:: GOAL ::
In the records below, find each line with the word "filter" and copy it.

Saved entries
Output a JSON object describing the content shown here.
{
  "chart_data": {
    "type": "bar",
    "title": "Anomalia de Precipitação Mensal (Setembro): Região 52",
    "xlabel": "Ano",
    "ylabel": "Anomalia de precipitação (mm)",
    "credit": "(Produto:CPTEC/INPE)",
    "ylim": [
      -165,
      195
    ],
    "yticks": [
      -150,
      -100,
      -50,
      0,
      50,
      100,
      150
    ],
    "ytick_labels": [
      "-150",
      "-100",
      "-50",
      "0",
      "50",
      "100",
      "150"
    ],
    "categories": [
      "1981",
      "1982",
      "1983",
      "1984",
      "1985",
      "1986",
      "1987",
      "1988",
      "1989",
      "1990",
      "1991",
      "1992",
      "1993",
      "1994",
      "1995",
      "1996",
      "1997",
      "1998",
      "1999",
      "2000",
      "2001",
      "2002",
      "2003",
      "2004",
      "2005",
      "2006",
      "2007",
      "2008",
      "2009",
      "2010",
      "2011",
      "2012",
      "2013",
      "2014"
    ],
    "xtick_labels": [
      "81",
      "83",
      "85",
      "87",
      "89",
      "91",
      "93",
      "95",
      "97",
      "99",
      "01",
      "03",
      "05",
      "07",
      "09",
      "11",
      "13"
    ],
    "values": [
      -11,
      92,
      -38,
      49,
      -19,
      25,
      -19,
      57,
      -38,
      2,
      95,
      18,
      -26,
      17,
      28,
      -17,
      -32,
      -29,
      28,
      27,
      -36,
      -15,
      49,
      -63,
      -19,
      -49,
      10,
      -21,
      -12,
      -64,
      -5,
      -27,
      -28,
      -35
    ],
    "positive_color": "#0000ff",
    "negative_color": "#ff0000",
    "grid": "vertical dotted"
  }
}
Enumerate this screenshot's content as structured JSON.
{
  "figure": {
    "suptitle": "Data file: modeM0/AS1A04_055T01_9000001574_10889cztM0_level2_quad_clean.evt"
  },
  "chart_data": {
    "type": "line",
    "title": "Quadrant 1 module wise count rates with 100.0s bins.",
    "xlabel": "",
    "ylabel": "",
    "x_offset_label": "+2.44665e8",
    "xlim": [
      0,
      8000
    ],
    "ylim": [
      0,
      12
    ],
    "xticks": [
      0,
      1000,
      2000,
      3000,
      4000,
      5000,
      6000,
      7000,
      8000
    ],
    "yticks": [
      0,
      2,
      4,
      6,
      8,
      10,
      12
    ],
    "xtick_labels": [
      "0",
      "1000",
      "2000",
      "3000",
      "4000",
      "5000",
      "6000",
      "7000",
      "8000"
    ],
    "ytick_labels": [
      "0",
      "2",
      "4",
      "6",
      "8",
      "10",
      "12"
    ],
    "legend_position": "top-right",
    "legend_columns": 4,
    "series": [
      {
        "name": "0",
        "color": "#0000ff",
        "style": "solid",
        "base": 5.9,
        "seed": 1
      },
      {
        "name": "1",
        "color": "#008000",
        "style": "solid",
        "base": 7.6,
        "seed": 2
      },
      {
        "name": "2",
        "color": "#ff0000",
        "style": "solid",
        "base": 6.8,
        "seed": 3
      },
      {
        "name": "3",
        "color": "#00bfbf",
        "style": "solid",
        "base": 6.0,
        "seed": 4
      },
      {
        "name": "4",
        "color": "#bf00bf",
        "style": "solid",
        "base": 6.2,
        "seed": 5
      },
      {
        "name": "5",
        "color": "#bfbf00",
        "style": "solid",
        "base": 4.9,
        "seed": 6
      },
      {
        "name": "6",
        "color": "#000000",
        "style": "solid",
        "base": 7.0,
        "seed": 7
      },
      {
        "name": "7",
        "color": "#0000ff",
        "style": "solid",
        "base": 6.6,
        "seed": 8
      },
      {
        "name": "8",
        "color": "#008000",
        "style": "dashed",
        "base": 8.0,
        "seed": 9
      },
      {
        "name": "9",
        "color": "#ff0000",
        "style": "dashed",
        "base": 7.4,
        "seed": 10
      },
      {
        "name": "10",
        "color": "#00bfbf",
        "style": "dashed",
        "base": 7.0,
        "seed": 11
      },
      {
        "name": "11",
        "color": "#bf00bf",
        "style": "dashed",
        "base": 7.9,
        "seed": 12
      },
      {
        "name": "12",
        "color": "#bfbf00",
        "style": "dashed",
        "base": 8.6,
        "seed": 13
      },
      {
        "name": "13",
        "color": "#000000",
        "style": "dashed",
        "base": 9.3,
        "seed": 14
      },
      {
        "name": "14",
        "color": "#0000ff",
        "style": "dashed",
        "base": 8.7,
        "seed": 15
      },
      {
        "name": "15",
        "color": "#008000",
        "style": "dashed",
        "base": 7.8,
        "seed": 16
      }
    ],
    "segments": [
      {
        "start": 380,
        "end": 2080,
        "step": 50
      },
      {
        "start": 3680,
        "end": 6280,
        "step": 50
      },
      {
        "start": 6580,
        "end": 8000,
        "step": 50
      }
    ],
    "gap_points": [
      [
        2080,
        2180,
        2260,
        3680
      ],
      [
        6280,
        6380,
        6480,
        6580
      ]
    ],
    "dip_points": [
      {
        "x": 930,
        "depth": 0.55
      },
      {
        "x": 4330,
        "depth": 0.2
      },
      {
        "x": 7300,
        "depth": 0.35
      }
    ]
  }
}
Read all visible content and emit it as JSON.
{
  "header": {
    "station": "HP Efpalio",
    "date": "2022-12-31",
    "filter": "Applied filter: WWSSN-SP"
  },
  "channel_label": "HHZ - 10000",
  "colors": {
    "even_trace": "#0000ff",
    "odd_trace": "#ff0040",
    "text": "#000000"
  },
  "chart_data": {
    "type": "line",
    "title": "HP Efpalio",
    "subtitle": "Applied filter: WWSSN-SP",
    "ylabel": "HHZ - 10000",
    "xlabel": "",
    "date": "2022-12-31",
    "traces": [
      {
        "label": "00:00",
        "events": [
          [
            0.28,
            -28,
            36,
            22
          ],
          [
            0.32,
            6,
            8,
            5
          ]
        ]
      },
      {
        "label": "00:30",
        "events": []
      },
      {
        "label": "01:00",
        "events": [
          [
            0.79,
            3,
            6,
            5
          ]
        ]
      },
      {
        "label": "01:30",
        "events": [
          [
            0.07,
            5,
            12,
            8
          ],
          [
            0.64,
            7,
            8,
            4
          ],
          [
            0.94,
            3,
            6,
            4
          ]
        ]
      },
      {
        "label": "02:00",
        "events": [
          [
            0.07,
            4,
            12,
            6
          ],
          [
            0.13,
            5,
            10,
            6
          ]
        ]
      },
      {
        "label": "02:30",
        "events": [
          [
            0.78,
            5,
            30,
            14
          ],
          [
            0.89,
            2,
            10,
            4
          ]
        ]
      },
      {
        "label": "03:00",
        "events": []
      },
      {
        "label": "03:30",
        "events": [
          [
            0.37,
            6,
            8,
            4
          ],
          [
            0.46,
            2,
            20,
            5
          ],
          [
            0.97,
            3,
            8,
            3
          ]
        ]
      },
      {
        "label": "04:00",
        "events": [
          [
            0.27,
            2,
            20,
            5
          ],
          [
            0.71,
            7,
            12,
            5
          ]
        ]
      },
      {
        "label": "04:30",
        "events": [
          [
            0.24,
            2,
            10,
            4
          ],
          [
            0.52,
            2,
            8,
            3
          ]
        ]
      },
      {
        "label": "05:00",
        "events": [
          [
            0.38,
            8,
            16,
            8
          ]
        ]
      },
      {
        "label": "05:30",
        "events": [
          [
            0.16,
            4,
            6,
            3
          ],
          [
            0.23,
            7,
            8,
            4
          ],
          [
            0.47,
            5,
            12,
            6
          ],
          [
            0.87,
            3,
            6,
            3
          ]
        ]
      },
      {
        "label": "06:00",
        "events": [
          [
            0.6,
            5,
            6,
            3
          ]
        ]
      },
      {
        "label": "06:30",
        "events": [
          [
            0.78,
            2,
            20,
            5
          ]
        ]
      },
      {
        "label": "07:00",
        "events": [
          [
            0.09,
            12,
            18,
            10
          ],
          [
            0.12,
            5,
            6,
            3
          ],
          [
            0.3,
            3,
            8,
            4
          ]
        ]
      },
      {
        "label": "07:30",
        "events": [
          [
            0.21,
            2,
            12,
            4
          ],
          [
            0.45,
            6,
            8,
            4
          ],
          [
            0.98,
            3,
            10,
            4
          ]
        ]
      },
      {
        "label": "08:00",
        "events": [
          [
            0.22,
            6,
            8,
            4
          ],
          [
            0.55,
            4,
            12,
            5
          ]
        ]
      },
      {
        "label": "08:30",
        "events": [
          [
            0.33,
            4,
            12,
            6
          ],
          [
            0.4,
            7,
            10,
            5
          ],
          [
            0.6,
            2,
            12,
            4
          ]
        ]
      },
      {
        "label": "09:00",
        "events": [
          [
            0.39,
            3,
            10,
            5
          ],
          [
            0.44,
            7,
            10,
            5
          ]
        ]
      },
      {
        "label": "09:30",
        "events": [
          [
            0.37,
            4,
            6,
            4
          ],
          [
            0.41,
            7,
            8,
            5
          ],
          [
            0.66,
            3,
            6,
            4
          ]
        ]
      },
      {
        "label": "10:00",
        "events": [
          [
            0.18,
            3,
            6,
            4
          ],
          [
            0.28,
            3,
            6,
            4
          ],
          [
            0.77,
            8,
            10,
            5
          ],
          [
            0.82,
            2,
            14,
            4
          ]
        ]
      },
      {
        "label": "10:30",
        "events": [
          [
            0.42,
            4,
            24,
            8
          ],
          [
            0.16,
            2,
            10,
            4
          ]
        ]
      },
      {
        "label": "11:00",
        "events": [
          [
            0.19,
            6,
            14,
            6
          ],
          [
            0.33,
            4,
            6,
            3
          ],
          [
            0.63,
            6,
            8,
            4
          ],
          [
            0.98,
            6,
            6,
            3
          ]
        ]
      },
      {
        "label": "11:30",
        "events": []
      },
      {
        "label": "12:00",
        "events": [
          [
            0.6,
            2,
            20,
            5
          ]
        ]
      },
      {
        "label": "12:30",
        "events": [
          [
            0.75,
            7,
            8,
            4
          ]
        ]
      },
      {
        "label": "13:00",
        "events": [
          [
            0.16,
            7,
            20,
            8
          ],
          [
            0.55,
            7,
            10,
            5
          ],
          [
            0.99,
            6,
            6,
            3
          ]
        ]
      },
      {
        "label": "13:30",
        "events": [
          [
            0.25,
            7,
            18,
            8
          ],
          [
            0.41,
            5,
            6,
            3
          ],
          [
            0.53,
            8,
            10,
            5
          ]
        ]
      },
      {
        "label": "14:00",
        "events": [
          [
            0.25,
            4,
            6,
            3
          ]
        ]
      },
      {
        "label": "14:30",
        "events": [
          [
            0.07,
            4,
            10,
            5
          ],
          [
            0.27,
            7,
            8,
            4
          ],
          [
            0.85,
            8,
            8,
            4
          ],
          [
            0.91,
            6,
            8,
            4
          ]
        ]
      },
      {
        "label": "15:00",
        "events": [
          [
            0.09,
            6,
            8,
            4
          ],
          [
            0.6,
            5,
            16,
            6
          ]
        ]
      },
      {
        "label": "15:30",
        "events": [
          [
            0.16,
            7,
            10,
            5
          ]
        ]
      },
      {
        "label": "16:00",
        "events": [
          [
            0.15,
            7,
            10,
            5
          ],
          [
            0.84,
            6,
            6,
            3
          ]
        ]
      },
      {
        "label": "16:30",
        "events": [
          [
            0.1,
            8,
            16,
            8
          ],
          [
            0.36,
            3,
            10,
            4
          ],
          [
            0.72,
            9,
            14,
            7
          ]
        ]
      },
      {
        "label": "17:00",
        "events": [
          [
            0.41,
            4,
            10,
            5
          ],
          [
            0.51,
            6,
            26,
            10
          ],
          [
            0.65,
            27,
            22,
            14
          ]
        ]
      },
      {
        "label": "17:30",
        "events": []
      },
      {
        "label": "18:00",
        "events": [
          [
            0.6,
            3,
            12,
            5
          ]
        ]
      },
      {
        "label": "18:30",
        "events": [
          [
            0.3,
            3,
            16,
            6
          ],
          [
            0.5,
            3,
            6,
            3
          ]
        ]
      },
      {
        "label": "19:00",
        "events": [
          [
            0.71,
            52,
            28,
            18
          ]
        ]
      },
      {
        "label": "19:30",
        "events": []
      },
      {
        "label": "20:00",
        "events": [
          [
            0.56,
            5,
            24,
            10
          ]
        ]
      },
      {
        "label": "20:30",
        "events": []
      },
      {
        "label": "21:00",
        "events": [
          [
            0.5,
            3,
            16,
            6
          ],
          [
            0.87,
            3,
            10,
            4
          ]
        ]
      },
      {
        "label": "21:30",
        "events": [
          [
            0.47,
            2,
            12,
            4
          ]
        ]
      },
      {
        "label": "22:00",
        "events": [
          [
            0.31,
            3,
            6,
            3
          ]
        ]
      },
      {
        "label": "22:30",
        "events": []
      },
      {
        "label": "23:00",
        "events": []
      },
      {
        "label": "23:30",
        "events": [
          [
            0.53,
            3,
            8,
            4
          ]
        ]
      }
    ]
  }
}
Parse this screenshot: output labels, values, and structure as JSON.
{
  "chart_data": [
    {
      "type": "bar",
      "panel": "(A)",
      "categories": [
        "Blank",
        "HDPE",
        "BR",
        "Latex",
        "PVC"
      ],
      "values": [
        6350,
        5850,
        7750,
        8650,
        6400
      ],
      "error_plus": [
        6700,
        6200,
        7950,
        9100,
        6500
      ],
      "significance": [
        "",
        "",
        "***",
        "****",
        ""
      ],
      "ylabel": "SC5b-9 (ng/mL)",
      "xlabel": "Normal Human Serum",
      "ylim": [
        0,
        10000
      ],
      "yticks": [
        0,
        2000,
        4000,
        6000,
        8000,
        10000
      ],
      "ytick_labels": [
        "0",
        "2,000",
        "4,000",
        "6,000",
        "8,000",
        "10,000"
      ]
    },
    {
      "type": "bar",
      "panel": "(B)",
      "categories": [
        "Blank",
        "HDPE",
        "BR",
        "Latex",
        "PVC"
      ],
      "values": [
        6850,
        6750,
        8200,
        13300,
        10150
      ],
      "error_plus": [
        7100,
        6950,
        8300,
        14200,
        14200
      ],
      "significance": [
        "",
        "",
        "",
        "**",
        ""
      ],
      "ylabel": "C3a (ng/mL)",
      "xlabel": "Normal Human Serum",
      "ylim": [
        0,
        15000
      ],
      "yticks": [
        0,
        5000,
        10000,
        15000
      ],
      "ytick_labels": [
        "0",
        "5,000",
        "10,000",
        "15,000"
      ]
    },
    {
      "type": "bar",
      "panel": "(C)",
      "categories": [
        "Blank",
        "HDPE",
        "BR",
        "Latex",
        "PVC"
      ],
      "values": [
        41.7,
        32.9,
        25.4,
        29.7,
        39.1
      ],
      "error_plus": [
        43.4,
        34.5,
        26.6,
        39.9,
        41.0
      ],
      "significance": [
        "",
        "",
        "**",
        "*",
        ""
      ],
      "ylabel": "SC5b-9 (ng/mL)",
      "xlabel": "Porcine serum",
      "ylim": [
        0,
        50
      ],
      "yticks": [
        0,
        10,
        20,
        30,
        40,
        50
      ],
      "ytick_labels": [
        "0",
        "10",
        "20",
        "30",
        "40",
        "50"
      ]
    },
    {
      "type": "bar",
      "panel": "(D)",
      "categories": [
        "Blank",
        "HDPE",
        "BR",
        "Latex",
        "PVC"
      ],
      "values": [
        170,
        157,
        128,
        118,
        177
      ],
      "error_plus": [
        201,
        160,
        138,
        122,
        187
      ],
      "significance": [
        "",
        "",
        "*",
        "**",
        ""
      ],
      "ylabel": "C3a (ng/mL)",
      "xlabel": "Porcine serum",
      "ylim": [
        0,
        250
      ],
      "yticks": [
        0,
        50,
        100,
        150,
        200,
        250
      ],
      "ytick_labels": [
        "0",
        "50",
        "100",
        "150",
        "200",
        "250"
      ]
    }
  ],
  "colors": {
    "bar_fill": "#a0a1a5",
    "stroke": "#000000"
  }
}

:: OUTPUT FOR THIS TASK ::
    "filter": "Applied filter: WWSSN-SP"
    "subtitle": "Applied filter: WWSSN-SP",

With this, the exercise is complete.